■ **To do**: Report the number of lines in these entries that contain "край". Write only the number.

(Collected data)
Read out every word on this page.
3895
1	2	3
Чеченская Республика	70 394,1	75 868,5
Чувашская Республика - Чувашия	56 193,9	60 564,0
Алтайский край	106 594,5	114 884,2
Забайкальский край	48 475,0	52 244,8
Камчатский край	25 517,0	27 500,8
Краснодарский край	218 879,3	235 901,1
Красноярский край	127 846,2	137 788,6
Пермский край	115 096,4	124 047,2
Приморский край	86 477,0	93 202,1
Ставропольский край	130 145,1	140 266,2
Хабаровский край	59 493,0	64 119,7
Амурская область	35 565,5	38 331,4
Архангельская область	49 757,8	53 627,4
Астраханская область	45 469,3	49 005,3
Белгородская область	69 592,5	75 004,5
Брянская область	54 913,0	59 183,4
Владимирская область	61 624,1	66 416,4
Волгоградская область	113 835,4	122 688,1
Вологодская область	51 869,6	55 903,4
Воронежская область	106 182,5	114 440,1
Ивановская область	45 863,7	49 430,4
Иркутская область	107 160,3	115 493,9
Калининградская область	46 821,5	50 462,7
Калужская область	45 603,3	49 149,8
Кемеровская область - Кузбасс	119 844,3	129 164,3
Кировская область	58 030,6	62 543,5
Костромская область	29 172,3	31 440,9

...

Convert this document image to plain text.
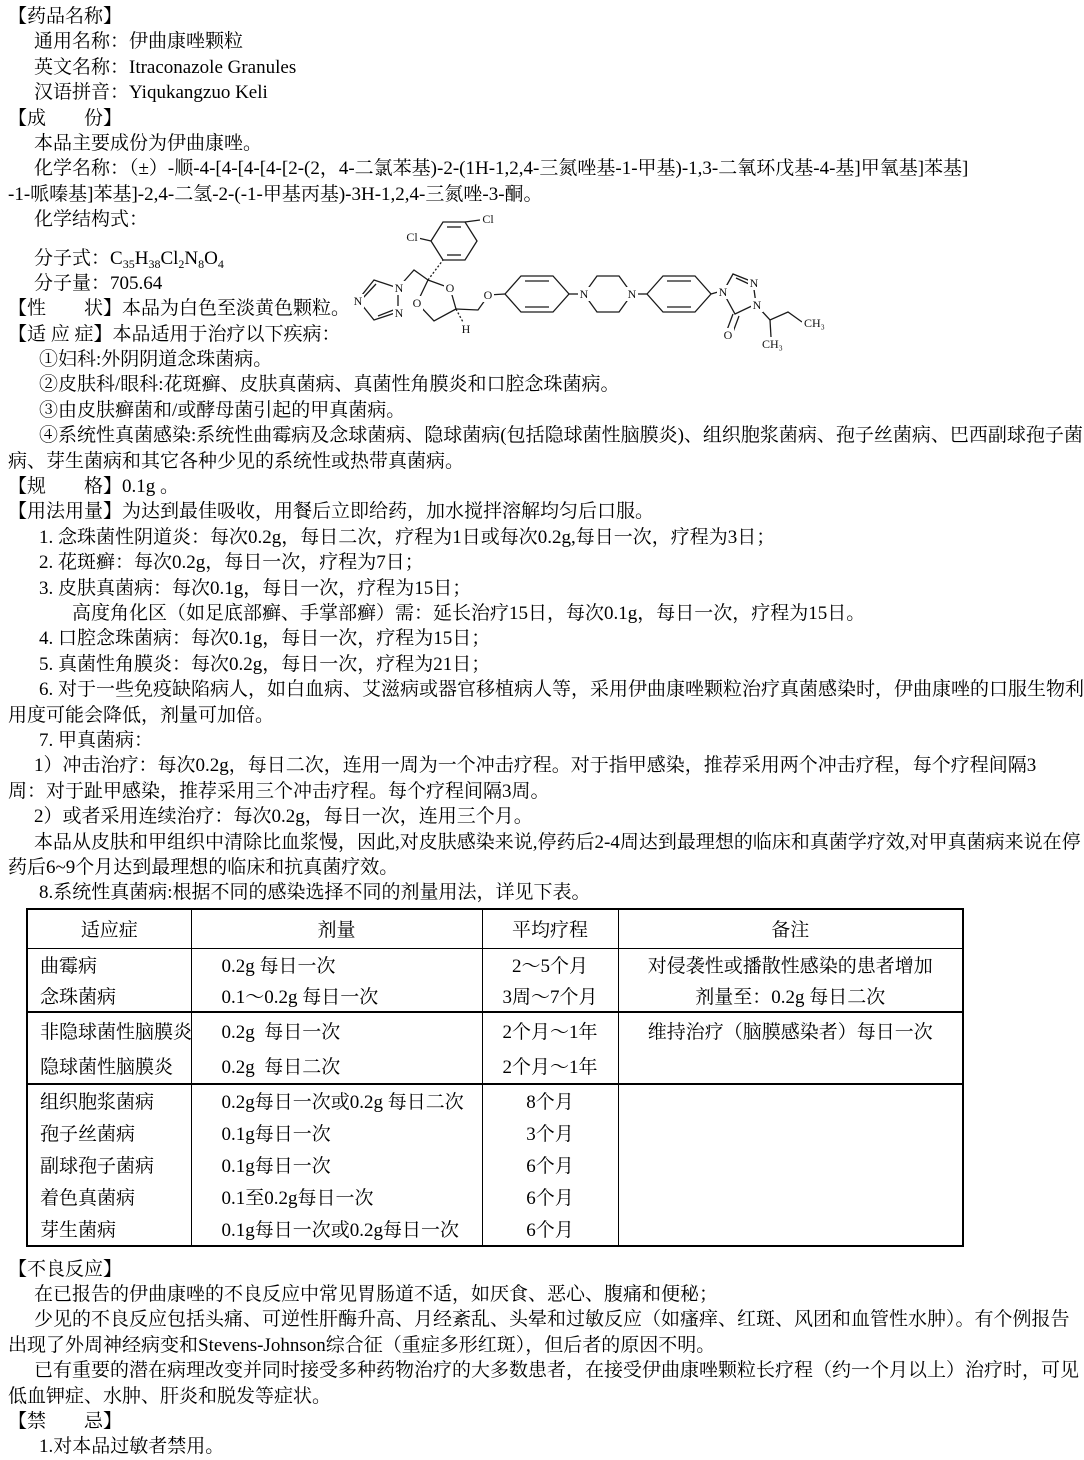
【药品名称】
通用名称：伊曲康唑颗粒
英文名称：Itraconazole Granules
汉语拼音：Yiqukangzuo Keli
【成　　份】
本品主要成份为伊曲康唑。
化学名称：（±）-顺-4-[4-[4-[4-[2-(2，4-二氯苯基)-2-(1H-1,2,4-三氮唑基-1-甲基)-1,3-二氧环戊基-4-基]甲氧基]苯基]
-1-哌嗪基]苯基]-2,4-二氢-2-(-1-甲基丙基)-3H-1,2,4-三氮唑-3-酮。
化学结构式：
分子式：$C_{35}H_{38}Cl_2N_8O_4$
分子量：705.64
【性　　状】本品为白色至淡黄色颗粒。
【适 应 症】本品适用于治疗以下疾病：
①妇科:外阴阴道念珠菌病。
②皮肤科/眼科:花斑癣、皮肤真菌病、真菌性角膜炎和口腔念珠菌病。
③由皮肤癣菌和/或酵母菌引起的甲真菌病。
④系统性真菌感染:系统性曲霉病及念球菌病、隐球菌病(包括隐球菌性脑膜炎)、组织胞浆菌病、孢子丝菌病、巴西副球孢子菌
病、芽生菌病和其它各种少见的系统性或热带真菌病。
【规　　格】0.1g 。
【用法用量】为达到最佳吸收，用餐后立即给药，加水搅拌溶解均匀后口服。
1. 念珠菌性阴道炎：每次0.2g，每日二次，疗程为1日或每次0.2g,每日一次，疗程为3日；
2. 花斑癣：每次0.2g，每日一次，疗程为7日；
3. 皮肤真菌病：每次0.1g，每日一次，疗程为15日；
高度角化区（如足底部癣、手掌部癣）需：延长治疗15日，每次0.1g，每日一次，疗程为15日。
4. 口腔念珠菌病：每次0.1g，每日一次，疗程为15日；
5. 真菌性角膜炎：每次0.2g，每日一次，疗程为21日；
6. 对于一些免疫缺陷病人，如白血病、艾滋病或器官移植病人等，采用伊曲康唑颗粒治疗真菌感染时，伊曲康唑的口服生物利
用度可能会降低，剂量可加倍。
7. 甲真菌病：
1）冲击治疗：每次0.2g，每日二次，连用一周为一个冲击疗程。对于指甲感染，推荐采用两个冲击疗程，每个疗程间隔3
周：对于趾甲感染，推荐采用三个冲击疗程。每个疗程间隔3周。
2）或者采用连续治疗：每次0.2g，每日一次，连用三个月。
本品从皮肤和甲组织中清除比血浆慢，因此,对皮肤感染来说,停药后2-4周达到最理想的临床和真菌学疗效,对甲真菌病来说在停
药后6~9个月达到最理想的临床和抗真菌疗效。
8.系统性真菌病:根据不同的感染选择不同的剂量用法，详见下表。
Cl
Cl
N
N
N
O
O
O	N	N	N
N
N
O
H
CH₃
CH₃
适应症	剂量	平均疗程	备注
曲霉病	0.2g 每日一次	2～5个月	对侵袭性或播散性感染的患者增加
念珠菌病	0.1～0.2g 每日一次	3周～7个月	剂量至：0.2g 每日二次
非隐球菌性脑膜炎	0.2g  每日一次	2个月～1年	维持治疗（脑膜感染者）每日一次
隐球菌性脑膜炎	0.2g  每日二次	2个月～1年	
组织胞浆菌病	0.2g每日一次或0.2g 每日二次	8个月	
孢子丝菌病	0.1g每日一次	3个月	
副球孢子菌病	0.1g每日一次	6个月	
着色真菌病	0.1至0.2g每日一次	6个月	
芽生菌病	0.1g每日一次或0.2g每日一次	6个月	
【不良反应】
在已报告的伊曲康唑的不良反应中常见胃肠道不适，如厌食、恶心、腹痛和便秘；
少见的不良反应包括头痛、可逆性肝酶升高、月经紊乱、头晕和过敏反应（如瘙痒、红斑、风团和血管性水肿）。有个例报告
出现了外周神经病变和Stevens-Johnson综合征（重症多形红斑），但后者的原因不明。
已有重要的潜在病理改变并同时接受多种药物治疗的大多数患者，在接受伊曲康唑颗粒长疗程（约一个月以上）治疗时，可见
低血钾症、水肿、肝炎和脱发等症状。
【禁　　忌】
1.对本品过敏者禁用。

■ **Result below**: 9